▸ Input rows
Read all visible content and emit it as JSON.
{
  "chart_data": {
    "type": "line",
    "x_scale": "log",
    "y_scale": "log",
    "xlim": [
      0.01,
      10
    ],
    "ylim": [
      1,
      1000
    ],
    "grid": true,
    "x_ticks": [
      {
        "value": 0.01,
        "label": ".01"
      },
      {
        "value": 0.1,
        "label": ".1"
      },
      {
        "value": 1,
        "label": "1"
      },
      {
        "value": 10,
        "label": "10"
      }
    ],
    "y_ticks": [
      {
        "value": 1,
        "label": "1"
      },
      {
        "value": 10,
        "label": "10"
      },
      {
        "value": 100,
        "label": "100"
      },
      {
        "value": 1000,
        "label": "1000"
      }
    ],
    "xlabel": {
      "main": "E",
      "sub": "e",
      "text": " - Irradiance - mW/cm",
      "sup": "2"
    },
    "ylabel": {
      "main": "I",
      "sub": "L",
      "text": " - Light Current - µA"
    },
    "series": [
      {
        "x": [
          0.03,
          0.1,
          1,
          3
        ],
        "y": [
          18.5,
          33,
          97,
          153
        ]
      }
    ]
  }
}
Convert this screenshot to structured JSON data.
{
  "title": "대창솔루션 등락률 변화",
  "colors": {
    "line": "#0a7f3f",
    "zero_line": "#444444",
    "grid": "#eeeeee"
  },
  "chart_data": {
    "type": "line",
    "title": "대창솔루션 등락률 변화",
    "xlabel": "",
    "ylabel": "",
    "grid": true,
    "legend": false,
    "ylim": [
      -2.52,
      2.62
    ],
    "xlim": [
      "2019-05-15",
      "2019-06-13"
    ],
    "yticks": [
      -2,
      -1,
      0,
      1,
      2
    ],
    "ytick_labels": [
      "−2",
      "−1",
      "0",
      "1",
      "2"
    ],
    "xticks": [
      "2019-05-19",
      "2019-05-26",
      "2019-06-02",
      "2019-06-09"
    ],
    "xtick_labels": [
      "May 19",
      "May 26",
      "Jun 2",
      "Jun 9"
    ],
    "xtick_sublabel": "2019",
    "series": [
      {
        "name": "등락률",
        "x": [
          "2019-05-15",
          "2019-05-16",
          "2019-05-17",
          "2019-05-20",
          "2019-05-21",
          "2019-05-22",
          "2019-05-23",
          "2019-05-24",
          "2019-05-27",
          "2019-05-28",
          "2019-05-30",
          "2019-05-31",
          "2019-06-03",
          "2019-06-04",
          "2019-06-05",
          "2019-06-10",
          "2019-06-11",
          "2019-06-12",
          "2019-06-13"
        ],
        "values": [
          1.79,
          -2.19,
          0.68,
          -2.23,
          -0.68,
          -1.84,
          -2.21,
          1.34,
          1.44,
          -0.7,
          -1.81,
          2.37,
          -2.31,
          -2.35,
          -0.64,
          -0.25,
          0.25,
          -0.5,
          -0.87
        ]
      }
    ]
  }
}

▸ Task description
In the records above, locate the lines holding the word "text". Copy each of them.

▸ Result
      "text": " - Irradiance - mW/cm",
      "text": " - Light Current - µA"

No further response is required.